* [WHAT TO PRODUCE]
Your answer should be a single number: the count of lines containing the string "关心教师生活".

++++ MATERIAL FOR THIS TASK ++++

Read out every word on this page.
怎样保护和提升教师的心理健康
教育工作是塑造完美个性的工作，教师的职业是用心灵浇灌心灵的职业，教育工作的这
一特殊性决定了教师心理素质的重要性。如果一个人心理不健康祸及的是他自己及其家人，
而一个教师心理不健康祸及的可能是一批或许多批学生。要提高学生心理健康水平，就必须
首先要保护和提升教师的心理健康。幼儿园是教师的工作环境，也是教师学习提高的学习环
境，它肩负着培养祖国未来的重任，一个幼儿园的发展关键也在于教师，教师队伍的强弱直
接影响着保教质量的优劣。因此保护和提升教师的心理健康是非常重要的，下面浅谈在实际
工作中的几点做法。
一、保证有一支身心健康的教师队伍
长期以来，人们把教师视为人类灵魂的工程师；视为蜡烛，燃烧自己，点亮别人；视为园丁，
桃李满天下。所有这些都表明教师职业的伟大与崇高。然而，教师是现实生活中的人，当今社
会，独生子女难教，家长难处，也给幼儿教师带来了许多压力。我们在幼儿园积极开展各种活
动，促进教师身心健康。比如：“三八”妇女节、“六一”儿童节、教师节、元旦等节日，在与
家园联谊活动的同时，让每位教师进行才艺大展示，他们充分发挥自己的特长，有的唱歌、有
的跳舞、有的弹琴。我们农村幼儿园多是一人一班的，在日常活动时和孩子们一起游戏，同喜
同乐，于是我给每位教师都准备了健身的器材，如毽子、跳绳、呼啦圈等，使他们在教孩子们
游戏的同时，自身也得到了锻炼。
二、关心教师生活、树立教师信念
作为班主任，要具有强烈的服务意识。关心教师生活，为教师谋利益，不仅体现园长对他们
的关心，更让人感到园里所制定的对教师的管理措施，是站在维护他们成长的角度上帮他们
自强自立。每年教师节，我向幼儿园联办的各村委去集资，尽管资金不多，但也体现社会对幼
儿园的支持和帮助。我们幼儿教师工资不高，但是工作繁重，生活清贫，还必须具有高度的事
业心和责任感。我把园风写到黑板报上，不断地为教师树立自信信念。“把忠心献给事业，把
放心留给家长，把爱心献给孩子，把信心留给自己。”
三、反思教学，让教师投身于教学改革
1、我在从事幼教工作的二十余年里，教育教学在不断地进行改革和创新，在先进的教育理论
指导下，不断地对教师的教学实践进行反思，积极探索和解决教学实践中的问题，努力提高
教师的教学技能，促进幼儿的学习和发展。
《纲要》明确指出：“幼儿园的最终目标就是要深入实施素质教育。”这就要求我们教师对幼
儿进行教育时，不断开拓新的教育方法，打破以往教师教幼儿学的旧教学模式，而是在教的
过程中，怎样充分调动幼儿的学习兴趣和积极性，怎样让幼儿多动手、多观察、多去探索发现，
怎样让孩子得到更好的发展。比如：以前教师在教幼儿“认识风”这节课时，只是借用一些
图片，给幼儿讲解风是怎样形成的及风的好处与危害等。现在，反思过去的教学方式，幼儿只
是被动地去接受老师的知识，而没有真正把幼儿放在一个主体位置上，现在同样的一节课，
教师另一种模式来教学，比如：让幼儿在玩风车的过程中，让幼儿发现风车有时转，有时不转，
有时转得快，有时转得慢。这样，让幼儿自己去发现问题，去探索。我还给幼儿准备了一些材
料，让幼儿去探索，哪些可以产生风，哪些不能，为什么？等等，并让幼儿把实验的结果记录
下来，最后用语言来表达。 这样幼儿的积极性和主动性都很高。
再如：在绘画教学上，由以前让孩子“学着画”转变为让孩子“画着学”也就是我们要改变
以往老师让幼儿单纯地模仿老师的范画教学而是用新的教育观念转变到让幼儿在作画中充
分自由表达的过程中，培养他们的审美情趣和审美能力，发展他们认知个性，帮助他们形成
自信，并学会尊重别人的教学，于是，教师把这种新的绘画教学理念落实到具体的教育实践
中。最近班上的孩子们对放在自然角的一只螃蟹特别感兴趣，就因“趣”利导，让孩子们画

++++
++++ MATERIAL FOR THIS TASK ++++

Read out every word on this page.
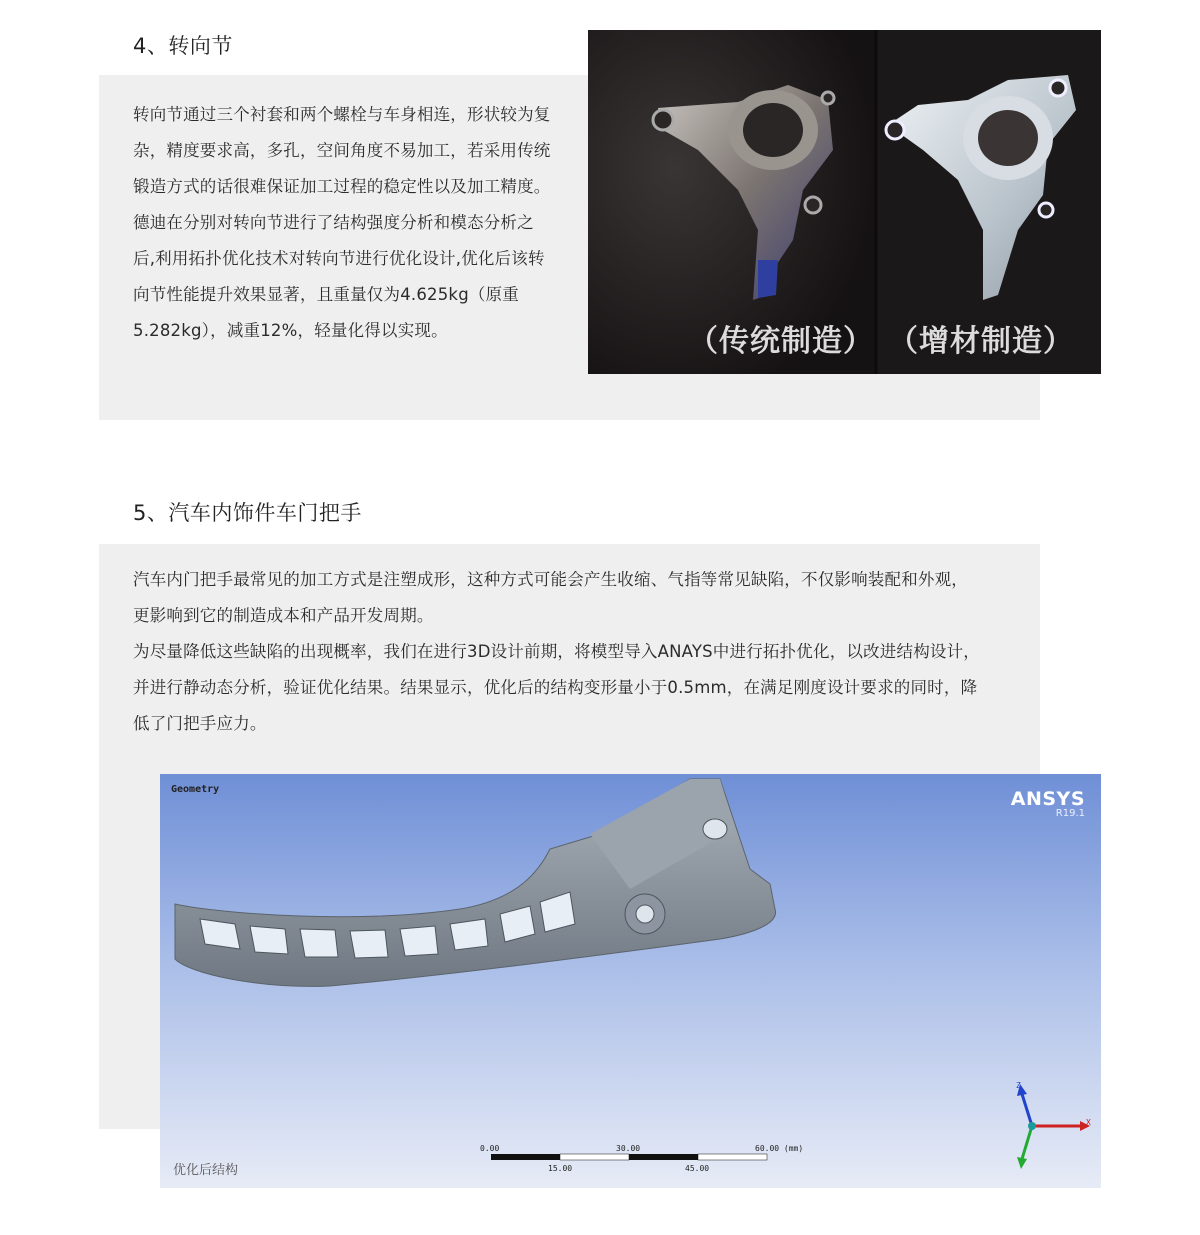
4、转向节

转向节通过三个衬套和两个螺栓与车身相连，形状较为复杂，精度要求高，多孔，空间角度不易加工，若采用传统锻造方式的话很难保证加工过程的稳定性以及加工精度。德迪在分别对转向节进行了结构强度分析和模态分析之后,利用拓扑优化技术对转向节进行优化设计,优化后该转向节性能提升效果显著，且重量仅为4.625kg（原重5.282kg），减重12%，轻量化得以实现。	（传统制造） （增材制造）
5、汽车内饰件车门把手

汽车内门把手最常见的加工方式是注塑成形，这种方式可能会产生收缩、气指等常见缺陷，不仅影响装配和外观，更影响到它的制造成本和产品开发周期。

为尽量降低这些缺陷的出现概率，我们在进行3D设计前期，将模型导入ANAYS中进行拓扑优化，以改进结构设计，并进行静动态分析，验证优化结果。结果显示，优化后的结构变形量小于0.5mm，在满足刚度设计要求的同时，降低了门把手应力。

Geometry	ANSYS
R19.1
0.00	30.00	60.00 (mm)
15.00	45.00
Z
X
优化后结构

++++

* [THE OUTPUT]
2